- YOUR INSTRUCTIONS
Across the listing below, count the lines that mention the string "emit". Reply with the figure only.

------------------------------------------------------------

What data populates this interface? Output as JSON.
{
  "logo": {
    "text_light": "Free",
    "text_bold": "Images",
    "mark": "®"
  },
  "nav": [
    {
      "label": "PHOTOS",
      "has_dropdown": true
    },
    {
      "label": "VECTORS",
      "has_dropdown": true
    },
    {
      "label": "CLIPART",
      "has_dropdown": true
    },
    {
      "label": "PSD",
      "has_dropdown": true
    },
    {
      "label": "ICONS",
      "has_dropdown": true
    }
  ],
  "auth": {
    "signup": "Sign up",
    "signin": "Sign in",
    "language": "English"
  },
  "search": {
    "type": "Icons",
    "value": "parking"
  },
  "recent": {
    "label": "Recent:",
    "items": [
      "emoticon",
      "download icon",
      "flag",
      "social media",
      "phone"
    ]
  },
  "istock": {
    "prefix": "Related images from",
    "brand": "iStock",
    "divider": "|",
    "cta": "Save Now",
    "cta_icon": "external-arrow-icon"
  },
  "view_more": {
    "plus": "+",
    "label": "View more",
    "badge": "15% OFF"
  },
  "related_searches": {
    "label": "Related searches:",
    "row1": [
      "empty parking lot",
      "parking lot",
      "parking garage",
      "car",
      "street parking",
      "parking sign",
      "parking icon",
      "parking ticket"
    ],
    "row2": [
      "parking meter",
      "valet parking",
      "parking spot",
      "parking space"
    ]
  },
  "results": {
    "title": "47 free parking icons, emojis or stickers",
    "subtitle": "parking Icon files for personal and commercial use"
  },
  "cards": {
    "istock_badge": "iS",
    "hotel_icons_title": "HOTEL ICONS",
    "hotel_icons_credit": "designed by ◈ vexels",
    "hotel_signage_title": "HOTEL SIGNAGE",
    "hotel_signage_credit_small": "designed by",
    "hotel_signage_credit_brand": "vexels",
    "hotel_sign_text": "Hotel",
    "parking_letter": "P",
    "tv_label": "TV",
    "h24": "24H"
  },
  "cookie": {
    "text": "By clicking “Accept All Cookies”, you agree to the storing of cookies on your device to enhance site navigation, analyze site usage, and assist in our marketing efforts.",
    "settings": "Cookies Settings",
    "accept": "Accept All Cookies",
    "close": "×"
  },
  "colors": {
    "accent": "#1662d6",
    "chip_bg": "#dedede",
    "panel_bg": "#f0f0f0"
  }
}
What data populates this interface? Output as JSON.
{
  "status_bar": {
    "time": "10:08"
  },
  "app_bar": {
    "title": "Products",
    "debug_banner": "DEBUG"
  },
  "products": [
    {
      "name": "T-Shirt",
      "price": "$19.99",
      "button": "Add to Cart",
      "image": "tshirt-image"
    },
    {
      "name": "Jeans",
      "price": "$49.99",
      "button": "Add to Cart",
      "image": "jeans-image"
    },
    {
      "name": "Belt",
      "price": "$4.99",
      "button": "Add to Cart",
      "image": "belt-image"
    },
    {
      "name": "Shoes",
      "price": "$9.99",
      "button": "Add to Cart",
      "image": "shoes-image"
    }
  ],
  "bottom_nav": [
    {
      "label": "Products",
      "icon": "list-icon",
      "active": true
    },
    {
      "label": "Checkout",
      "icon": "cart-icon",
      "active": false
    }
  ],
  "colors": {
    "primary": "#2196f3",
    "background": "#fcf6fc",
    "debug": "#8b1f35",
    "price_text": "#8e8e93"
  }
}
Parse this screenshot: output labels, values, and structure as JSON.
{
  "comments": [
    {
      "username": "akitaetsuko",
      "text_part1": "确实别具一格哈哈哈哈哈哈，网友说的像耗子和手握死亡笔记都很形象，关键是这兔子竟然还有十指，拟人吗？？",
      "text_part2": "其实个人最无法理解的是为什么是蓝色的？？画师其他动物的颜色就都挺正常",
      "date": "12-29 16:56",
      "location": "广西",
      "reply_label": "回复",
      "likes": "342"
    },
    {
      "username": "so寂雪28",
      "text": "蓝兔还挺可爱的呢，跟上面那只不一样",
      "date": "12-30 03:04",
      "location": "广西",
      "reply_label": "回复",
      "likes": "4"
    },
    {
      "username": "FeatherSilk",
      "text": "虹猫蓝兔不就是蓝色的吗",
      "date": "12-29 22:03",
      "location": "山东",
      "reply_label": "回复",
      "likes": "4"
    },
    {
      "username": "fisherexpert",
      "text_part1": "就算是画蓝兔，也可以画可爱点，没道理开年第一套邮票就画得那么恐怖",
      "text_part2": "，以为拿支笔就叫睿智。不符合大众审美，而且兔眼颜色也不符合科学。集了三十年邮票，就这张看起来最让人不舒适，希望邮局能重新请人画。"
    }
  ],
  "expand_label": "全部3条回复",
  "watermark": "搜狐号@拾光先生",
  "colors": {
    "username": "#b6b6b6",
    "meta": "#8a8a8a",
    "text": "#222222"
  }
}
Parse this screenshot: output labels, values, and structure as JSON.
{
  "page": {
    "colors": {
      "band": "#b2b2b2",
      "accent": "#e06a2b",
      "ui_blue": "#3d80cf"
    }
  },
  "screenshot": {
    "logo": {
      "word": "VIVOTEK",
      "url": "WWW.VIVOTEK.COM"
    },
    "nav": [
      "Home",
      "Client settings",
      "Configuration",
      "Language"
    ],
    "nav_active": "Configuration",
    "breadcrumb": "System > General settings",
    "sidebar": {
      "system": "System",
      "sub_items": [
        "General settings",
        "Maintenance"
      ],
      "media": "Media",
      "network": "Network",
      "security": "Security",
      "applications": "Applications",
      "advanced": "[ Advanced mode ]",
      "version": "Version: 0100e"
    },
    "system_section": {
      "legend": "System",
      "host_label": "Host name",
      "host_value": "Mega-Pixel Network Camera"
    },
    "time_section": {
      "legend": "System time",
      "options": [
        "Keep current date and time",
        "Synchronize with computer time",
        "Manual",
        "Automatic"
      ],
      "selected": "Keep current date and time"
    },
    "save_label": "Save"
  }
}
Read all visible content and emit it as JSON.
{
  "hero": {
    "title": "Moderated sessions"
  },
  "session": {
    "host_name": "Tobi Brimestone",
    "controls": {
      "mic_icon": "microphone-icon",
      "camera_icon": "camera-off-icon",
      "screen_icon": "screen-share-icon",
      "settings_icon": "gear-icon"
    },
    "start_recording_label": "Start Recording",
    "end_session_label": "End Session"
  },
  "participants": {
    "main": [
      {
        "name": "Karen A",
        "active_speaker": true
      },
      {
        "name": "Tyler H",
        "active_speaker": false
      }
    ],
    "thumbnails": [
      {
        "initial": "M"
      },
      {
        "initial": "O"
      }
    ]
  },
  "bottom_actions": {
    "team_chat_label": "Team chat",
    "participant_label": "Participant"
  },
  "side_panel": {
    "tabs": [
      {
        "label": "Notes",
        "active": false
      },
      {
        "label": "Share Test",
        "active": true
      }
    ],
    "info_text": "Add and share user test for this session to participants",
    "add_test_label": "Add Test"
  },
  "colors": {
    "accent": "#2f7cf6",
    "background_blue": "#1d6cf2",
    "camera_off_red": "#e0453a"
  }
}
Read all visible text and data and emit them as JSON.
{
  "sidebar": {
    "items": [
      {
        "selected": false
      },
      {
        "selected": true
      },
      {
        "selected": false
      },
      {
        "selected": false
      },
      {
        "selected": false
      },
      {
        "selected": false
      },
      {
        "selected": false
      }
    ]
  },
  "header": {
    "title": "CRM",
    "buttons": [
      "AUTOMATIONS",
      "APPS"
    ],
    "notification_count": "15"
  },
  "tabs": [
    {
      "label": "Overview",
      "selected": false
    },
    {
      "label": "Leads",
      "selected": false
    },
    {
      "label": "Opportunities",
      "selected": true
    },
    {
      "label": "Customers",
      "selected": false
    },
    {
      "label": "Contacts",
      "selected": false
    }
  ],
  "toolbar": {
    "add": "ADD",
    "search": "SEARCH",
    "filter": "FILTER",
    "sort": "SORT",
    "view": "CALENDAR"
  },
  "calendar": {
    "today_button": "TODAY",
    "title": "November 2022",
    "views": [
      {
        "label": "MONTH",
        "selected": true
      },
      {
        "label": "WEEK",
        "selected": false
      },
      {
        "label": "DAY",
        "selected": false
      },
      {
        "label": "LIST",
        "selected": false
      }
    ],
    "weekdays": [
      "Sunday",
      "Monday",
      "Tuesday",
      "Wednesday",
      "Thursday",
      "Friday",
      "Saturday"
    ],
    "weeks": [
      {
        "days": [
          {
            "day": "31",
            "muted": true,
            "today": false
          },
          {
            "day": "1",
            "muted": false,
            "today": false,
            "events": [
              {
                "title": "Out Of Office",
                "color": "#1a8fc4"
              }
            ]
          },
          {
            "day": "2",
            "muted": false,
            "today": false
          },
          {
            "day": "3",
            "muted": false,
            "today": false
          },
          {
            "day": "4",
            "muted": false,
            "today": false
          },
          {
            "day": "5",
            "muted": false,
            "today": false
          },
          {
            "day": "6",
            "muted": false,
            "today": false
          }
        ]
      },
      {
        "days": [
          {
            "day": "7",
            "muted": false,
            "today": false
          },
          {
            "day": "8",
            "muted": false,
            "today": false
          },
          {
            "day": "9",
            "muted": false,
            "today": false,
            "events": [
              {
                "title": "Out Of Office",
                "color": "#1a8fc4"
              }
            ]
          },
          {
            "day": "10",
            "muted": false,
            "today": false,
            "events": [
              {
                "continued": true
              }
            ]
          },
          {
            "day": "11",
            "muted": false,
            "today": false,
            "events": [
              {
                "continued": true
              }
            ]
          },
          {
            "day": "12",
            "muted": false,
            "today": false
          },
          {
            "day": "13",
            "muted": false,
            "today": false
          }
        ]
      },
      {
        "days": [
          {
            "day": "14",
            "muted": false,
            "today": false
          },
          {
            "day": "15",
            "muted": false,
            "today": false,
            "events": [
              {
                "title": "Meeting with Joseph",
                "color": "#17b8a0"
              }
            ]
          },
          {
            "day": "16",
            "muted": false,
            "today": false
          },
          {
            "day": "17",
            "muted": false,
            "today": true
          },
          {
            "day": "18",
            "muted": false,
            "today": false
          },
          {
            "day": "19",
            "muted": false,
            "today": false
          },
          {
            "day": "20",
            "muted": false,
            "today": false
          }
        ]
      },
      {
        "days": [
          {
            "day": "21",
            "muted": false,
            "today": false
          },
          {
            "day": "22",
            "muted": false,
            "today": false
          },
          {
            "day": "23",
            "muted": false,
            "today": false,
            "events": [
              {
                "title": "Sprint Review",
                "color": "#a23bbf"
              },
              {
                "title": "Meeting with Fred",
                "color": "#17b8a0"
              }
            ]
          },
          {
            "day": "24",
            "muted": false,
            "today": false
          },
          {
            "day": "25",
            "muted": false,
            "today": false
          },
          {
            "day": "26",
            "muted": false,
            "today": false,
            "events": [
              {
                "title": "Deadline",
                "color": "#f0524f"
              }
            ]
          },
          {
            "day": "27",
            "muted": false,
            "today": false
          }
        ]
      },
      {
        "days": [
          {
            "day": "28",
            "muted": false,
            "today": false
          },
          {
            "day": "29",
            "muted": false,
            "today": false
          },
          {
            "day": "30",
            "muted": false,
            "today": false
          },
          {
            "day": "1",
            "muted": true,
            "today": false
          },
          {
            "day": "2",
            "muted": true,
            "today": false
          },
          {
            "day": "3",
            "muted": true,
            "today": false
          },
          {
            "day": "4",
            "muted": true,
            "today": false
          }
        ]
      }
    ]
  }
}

------------------------------------------------------------

- EXERCISE OUTPUT
2